(EXERCISE REQUIREMENTS):
Output the entries below exactly as written, omitting pictures.

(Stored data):
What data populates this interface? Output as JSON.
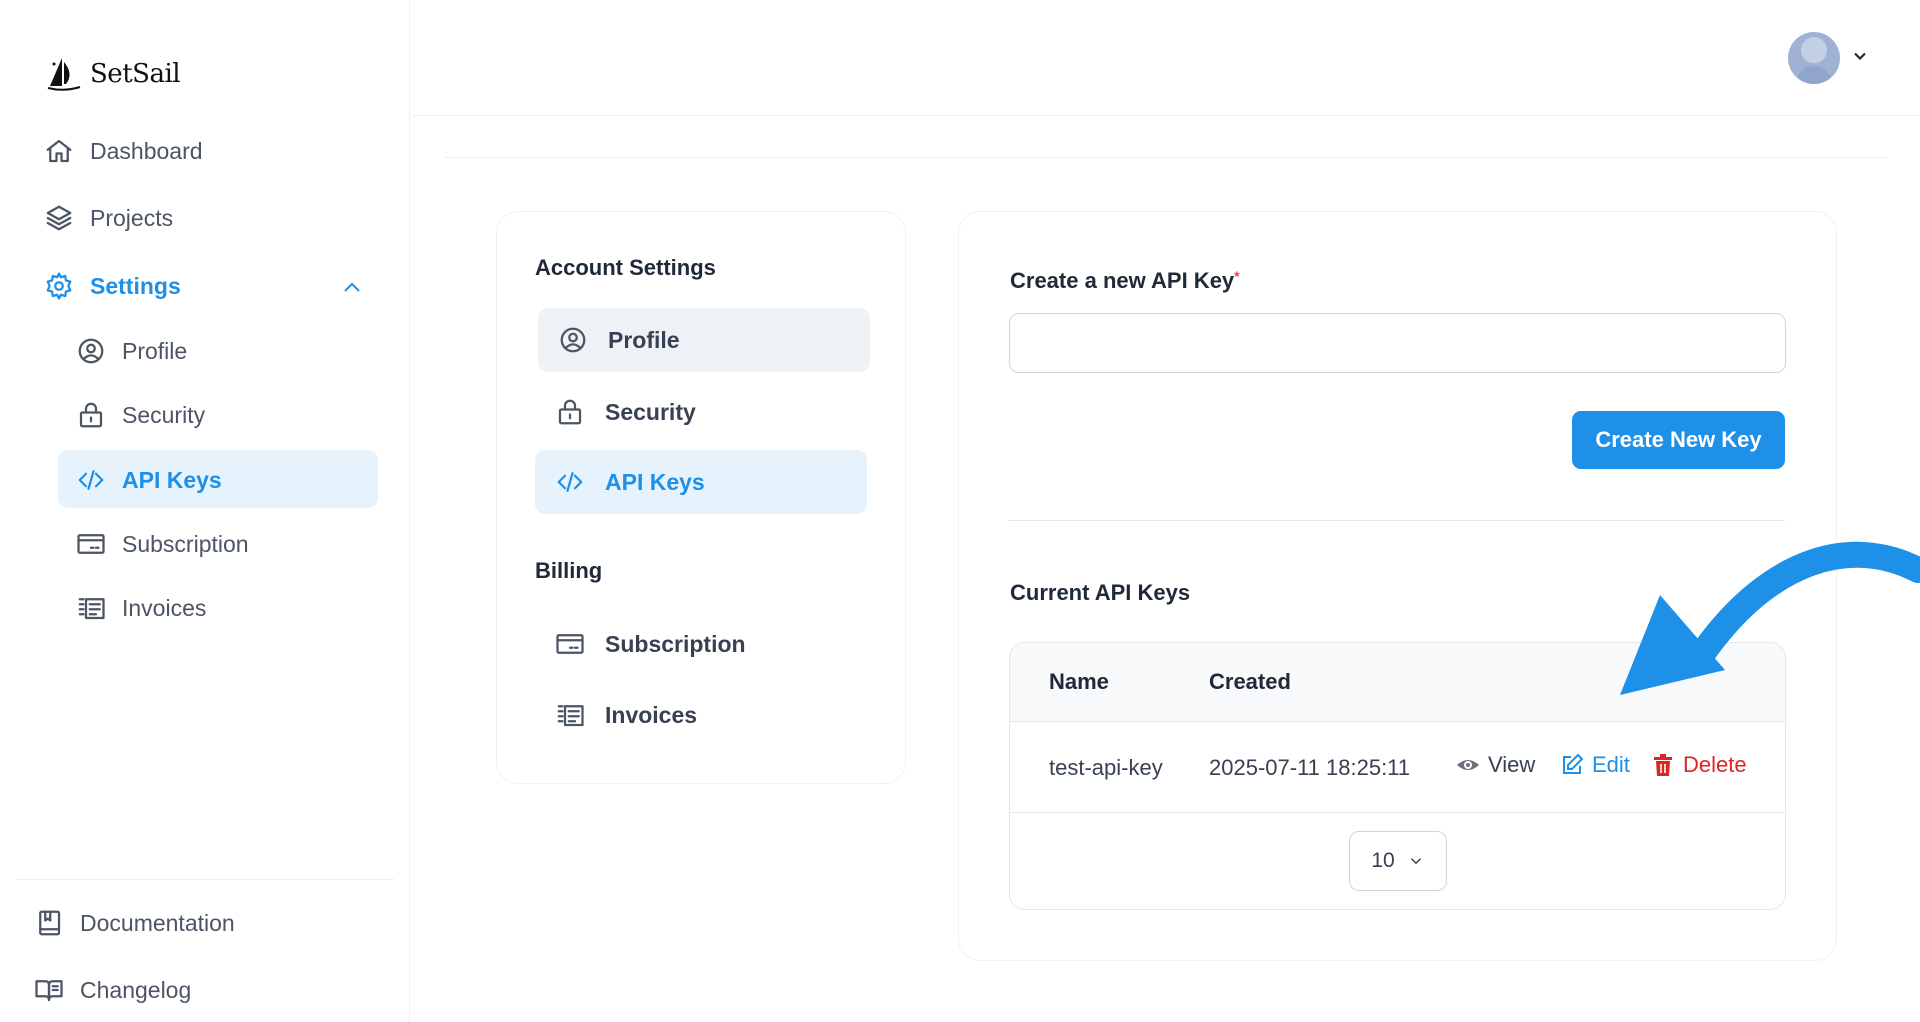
{
  "app": {
    "name": "SetSail"
  },
  "sidebar": {
    "items": [
      {
        "label": "Dashboard",
        "icon": "home-icon"
      },
      {
        "label": "Projects",
        "icon": "layers-icon"
      },
      {
        "label": "Settings",
        "icon": "gear-icon"
      }
    ],
    "settings_children": [
      {
        "label": "Profile",
        "icon": "user-circle-icon"
      },
      {
        "label": "Security",
        "icon": "lock-icon"
      },
      {
        "label": "API Keys",
        "icon": "code-icon"
      },
      {
        "label": "Subscription",
        "icon": "credit-card-icon"
      },
      {
        "label": "Invoices",
        "icon": "receipt-icon"
      }
    ],
    "footer": [
      {
        "label": "Documentation",
        "icon": "book-icon"
      },
      {
        "label": "Changelog",
        "icon": "open-book-icon"
      }
    ]
  },
  "settings_menu": {
    "account_title": "Account Settings",
    "account_items": [
      {
        "label": "Profile"
      },
      {
        "label": "Security"
      },
      {
        "label": "API Keys"
      }
    ],
    "billing_title": "Billing",
    "billing_items": [
      {
        "label": "Subscription"
      },
      {
        "label": "Invoices"
      }
    ]
  },
  "api_keys": {
    "create_label": "Create a new API Key",
    "required_mark": "*",
    "input_value": "",
    "input_placeholder": "",
    "create_button": "Create New Key",
    "current_title": "Current API Keys",
    "columns": [
      "Name",
      "Created"
    ],
    "rows": [
      {
        "name": "test-api-key",
        "created": "2025-07-11 18:25:11"
      }
    ],
    "actions": {
      "view": "View",
      "edit": "Edit",
      "delete": "Delete"
    },
    "page_size": "10"
  },
  "colors": {
    "accent": "#1e90e8",
    "danger": "#dc2626",
    "active_bg": "#e6f3fd"
  }
}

(TASK SOLUTION):
What data populates this interface? Output as JSON.
{
  "app": {
    "name": "SetSail"
  },
  "sidebar": {
    "items": [
      {
        "label": "Dashboard",
        "icon": "home-icon"
      },
      {
        "label": "Projects",
        "icon": "layers-icon"
      },
      {
        "label": "Settings",
        "icon": "gear-icon"
      }
    ],
    "settings_children": [
      {
        "label": "Profile",
        "icon": "user-circle-icon"
      },
      {
        "label": "Security",
        "icon": "lock-icon"
      },
      {
        "label": "API Keys",
        "icon": "code-icon"
      },
      {
        "label": "Subscription",
        "icon": "credit-card-icon"
      },
      {
        "label": "Invoices",
        "icon": "receipt-icon"
      }
    ],
    "footer": [
      {
        "label": "Documentation",
        "icon": "book-icon"
      },
      {
        "label": "Changelog",
        "icon": "open-book-icon"
      }
    ]
  },
  "settings_menu": {
    "account_title": "Account Settings",
    "account_items": [
      {
        "label": "Profile"
      },
      {
        "label": "Security"
      },
      {
        "label": "API Keys"
      }
    ],
    "billing_title": "Billing",
    "billing_items": [
      {
        "label": "Subscription"
      },
      {
        "label": "Invoices"
      }
    ]
  },
  "api_keys": {
    "create_label": "Create a new API Key",
    "required_mark": "*",
    "input_value": "",
    "input_placeholder": "",
    "create_button": "Create New Key",
    "current_title": "Current API Keys",
    "columns": [
      "Name",
      "Created"
    ],
    "rows": [
      {
        "name": "test-api-key",
        "created": "2025-07-11 18:25:11"
      }
    ],
    "actions": {
      "view": "View",
      "edit": "Edit",
      "delete": "Delete"
    },
    "page_size": "10"
  },
  "colors": {
    "accent": "#1e90e8",
    "danger": "#dc2626",
    "active_bg": "#e6f3fd"
  }
}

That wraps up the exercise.